Omit the pictures and retype only the lines from the one containing "Give me a plain-text" through the end of the listing, both ends included.

**** Input for this task

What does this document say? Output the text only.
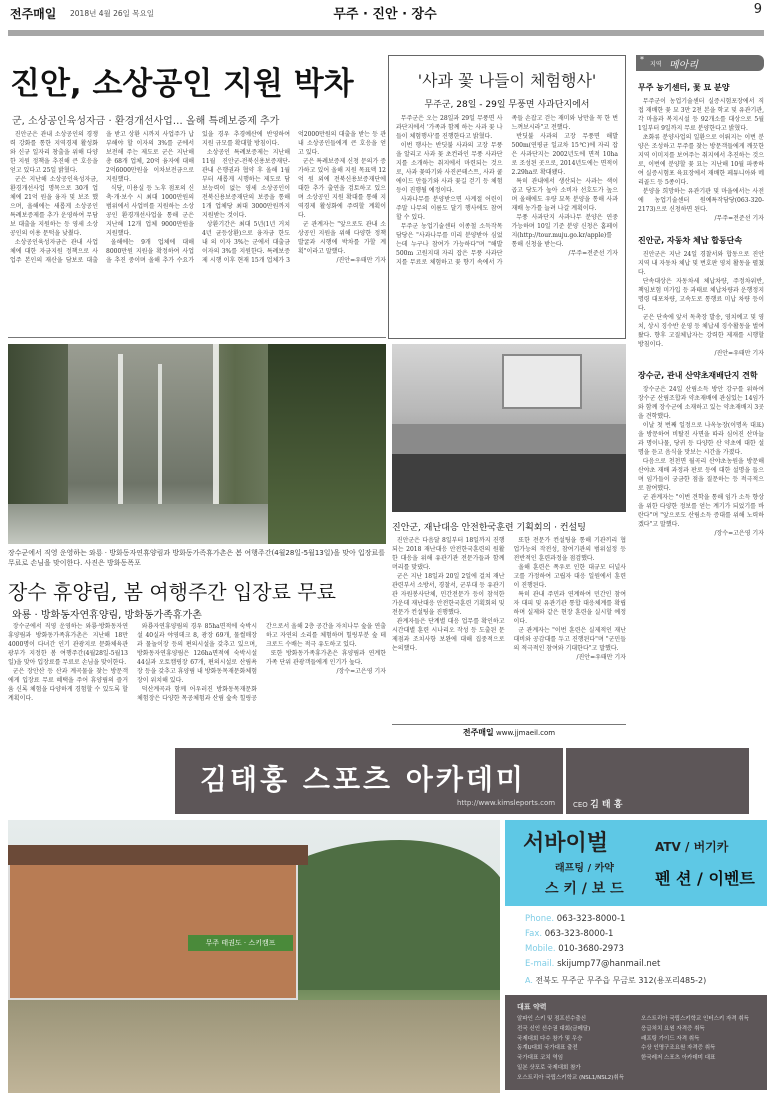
전주매일 2018년 4월 26일 목요일	무주 · 진안 · 장수	9
진안, 소상공인 지원 박차
군, 소상공인육성자금 · 환경개선사업… 올해 특례보증제 추가

진안군은 관내 소상공인의 경쟁력 강화를 통한 지역경제 활성화와 신규 일자리 창출을 위해 다양한 지원 정책을 추진해 큰 호응을 얻고 있다고 25일 밝혔다.

군은 지난해 소상공인육성자금, 환경개선사업 명목으로 30개 업체에 21억 원을 융자 및 보조 했으며, 올해에는 새롭게 소상공인 특례보증제를 추가 운영하여 무담보 대출을 지원하는 등 영세 소상공인의 이용 문턱을 낮췄다.

소상공인육성자금은 관내 사업체에 대한 자금지원 정책으로 사업주 본인의 재산을 담보로 대출을 받고 상환 시까지 사업주가 납부해야 할 이자의 3%를 군에서 보전해 주는 제도로 군은 지난해 총 68개 업체, 20억 융자에 대해 2억6000만원을 이차보전금으로 지원했다.

식당, 미용실 등 노후 점포의 신축·개·보수 시 최대 1000만원의 범위에서 사업비를 지원하는 소상공인 환경개선사업을 통해 군은 지난해 12개 업체 9000만원을 지원했다.

올해에는 9개 업체에 대해 8000만원 지원을 확정하여 사업을 추진 중이며 올해 추가 수요가 있을 경우 추경예산에 반영하여 지원 규모를 확대할 방침이다.

소상공인 특례보증제는 지난해 11월 진안군-전북신용보증재단-관내 은행권과 협약 후 올해 1월부터 새롭게 시행하는 제도로 담보능력이 없는 영세 소상공인이 전북신용보증재단의 보증을 통해 1개 업체당 최대 3000만원까지 지원받는 것이다.

상환기간은 최대 5년(1년 거치 4년 균등상환)으로 융자금 한도 내 의 이자 3%는 군에서 대출금 이자의 3%를 지원한다. 특례보증제 시행 이후 현재 15개 업체가 3억2000만원의 대출을 받는 등 관내 소상공인들에게 큰 호응을 얻고 있다.

군은 특례보증제 신청 문의가 증가하고 있어 올해 지원 목표액 12억 원 외에 전북신용보증재단에 대한 추가 출연을 검토하고 있으며 소상공인 지원 확대를 통해 지역경제 활성화에 주력할 계획이다.

군 관계자는 "앞으로도 관내 소상공인 지원을 위해 다양한 정책 발굴과 시행에 박차를 가할 계획"이라고 말했다.

/진안=우태만 기자
'사과 꽃 나들이 체험행사'
무주군, 28일 - 29일 무풍면 사과단지에서

무주군은 오는 28일과 29일 무풍면 사과단지에서 '가족과 함께 하는 사과 꽃 나들이 체험행사'를 진행한다고 밝혔다.

이번 행사는 반딧불 사과의 고장 무풍을 알리고 사과 꽃 초컨라인 무풍 사과단지를 소개하는 취지에서 마련되는 것으로, 사과 꽃따기와 사진콘테스트, 사과 쿨에이드 만들기와 사과 꽃길 걷기 등 체험 등이 진행될 예정이다.

사과나무를 분양받으면 사계절 어린이 주말 나무의 이름도 달기 행사에도 참여할 수 있다.

무주군 농업기술센터 이종철 소득작목 담당은 "사과나무를 미리 분양받아 심었는데 누구나 참여가 가능하다"며 "해발 500m 고원지대 자리 잡은 무풍 사과단지를 무료로 체험하고 꽃 향기 속에서 가족들 손잡고 걷는 재미와 낭만을 꼭 한 번 느껴보시라"고 전했다.

반딧불 사과의 고장 무풍면 해발 500m(연평균 일교차 15℃)에 자리 잡은 사과단지는 2002년도에 면적 10ha로 조성된 곳으로, 2014년도에는 면적이 2.29ha로 확대됐다.

특히 관내에서 생산되는 사과는 색이 곱고 당도가 높아 소비자 선호도가 높으며 올해에도 우량 묘목 분양을 통해 사과 재배 농가를 늘려 나갈 계획이다.

무풍 사과단지 사과나무 분양은 연중 가능하며 10일 기준 분양 신청은 홈페이지(http://tour.muju.go.kr/apple)를 통해 신청을 받는다.

/무주=전준선 기자
*
지역 메아리
무주 농기센터, 꽃 묘 분양

무주군이 농업기술센터 실증시험포장에서 직접 재배한 꽃 묘 3만 2천 본을 학교 및 유관기관, 각 마을과 복지시설 등 92개소를 대상으로 5월 1일부터 9일까지 무료 분양한다고 밝혔다.

초화류 분양사업의 일환으로 이뤄지는 이번 분양은 조성하고 무주를 찾는 방문객들에게 깨끗한 지역 이미지를 보여주는 취지에서 추진하는 것으로, 이번에 분양할 꽃 묘는 지난해 10월 파종하여 실증시험포 육묘장에서 재배한 페튜니아와 메리골드 등 5종이다.

분양을 희망하는 유관기관 및 마을에서는 사전에 농업기술센터 원예특작담당(063-320-2173)으로 신청하면 된다.

/무주=전준선 기자
진안군, 자동차 체납 합동단속

진안군은 지난 24일 경찰서와 합동으로 진안지역 내 자동차 체납 및 번호판 영치 활동을 펼쳤다.

단속대상은 자동차세 체납차량, 주정차위반, 책임보험 미가입 등 과태료 체납차량과 운행정지명령 대포차량, 고속도로 통행료 미납 차량 등이다.

군은 단속에 앞서 독촉장 발송, 영치예고 및 영치, 상시 징수반 운영 등 체납세 징수활동을 벌여왔다. 향후 고질체납자는 강력한 제재를 시행할 방침이다.

/진안=우태만 기자
장수군, 관내 산약초재배단지 견학

장수군은 24일 산림소득 방안 강구를 위하여 장수군 산림조합과 약초재배에 관심있는 14임가와 함께 장수군에 소재하고 있는 약초재배지 3곳을 견학했다.

이날 첫 번째 일정으로 나옥농장(이명옥 대표)을 방문하여 비탈진 사면을 따라 심어진 산마늘과 명이나물, 당귀 등 다양한 산 약초에 대한 설명을 듣고 음식을 맛보는 시간을 가졌다.

다음으로 천천면 월곡리 산야초농원을 방문해 산야초 재배 과정과 판로 등에 대한 설명을 들으며 임가들이 궁금한 점을 질문하는 등 적극적으로 참여했다.

군 관계자는 "이번 견학을 통해 임가 소득 향상을 위한 다양한 정보를 얻는 계기가 되었기를 바란다"며 "앞으로도 산림소득 증대를 위해 노력하겠다"고 말했다.

/장수=고은영 기자
장수군에서 직영 운영하는 와룡 · 방화동자연휴양림과 방화동가족휴가촌은 봄 여행주간(4월28일-5월13일)을 맞아 입장료를 무료로 손님을 맞이한다. 사진은 방화동폭포
장수 휴양림, 봄 여행주간 입장료 무료
와룡 · 방화동자연휴양림, 방화동가족휴가촌

장수군에서 직영 운영하는 와룡·방화동자연휴양림과 방화동가족휴가촌은 지난해 18만4000명이 다녀간 인기 관광지로 문화체육관광부가 지정한 봄 여행주간(4월28일-5월13일)을 맞아 입장료를 무료로 손님을 맞이한다.

군은 장안산 등 산과 계곡물을 찾는 방문객에게 입장료 무료 혜택을 주어 휴양림의 즐거움 신록 체험을 다양하게 경험할 수 있도록 할 계획이다.

와룡자연휴양림의 경우 85ha면적에 숙박시설 40실과 야영데크 8, 광장 69개, 물썰매장과 물놀이장 등의 편의시설을 갖추고 있으며, 방화동자연휴양림은 126ha면적에 숙박시설 44실과 오토캠핑장 67개, 편의시설로 산림욕장 등을 갖추고 휴양림 내 방화동목재문화체험장이 위치해 있다.

덕산계곡과 함께 어우러진 방화동목재문화체험장은 다양한 목공체험과 산림 숲속 힐링공간으로서 올해 2층 공간을 자치나무 숲을 연출하고 자연의 소리를 체험하며 힐링부분 숲 테크로드 수배는 적극 유도하고 있다.

또한 방화동가족휴가촌은 휴양림과 연계한 가족 단위 관광객들에게 인기가 높다.

/장수=고은영 기자
진안군, 재난대응 안전한국훈련 기획회의 · 컨설팅

진안군은 다음달 8일부터 18일까지 진행되는 2018 재난대응 안전한국훈련의 원활한 대응을 위해 유관기관 전문가들과 함께 머리를 맞댔다.

군은 지난 18일과 20일 2일에 걸쳐 재난관련부서 소방서, 경찰서, 군부대 등 유관기관 자원봉사단체, 민간전문가 등이 참석한 가운데 재난대응 안전한국훈련 기획회의 및 전문가 컨설팅을 진행했다.

관계자들은 단계별 대응 업무를 확인하고 시간대별 훈련 시나리오 작성 등 도출된 문제점과 조치사항 보완에 대해 집중적으로 논의했다.

또한 전문가 컨설팅을 통해 기관끼리 협업가능의 작전성, 참여기관의 범위설정 등 전반적인 훈련과정을 점검했다.

올해 훈련은 폭우로 인한 대규모 터널사고를 가정하여 고립자 대응 일원에서 훈련이 진행된다.

특히 관내 주민과 연계하여 민간인 참여자 대피 및 유관기관 통합 대응체계를 확립하며 실제와 같은 현장 훈련을 실시할 예정이다.

군 관계자는 "이번 훈련은 실제적인 재난 대비와 공감대를 두고 진행된다"며 "군민들의 적극적인 참여와 기대한다"고 말했다.

/진안=우태만 기자
전주매일 www.jjmaeil.com
김태홍 스포츠 아카데미
http://www.kimsleports.com	CEO 김 태 홍
무주 태권도 · 스키캠프
서바이벌	ATV / 버기카
래프팅 / 카약
스 키 / 보 드
펜 션 / 이벤트
Phone. 063-323-8000-1
Fax. 063-323-8000-1
Mobile. 010-3680-2973
E-mail. skijump77@hanmail.net
A. 전북도 무주군 무주읍 무금로 312(용포리485-2)
대표 약력
알파인 스키 및 점프선수출신
전국 신인 선수권 대회(금메달)
국제대회 다수 참가 및 우승
동계U대회 국가대표 출전
국가대표 코치 역임
일본 삿포로 국제대회 참가
오스트리아 국립스키학교 (NSL1/NSL2)취득
오스트리아 국립스키학교 인터스키 자격 취득
응급처치 요원 자격증 취득
래프팅 가이드 자격 취득
수상 인명구조요원 자격증 취득
한국레저 스포츠 아카데미 대표
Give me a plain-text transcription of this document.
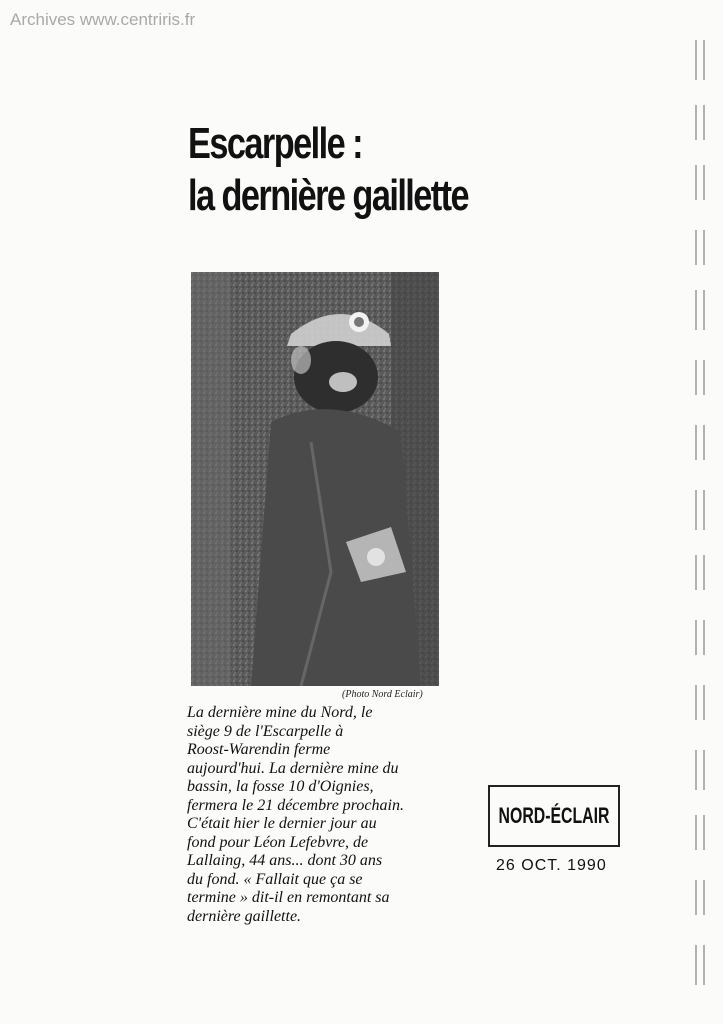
Archives www.centriris.fr
Escarpelle :
la dernière gaillette
(Photo Nord Eclair)
La dernière mine du Nord, le
siège 9 de l'Escarpelle à
Roost-Warendin ferme
aujourd'hui. La dernière mine du
bassin, la fosse 10 d'Oignies,
fermera le 21 décembre prochain.
C'était hier le dernier jour au
fond pour Léon Lefebvre, de
Lallaing, 44 ans... dont 30 ans
du fond. « Fallait que ça se
termine » dit-il en remontant sa
dernière gaillette.
NORD-ÉCLAIR
26 OCT. 1990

********

» **Solution for this problem**
Give me a plain-text transcription of this document.
Archives www.centriris.fr
Escarpelle :
la dernière gaillette
(Photo Nord Eclair)
La dernière mine du Nord, le
siège 9 de l'Escarpelle à
Roost-Warendin ferme
aujourd'hui. La dernière mine du
bassin, la fosse 10 d'Oignies,
fermera le 21 décembre prochain.
C'était hier le dernier jour au
fond pour Léon Lefebvre, de
Lallaing, 44 ans... dont 30 ans
du fond. « Fallait que ça se
termine » dit-il en remontant sa
dernière gaillette.
NORD-ÉCLAIR
26 OCT. 1990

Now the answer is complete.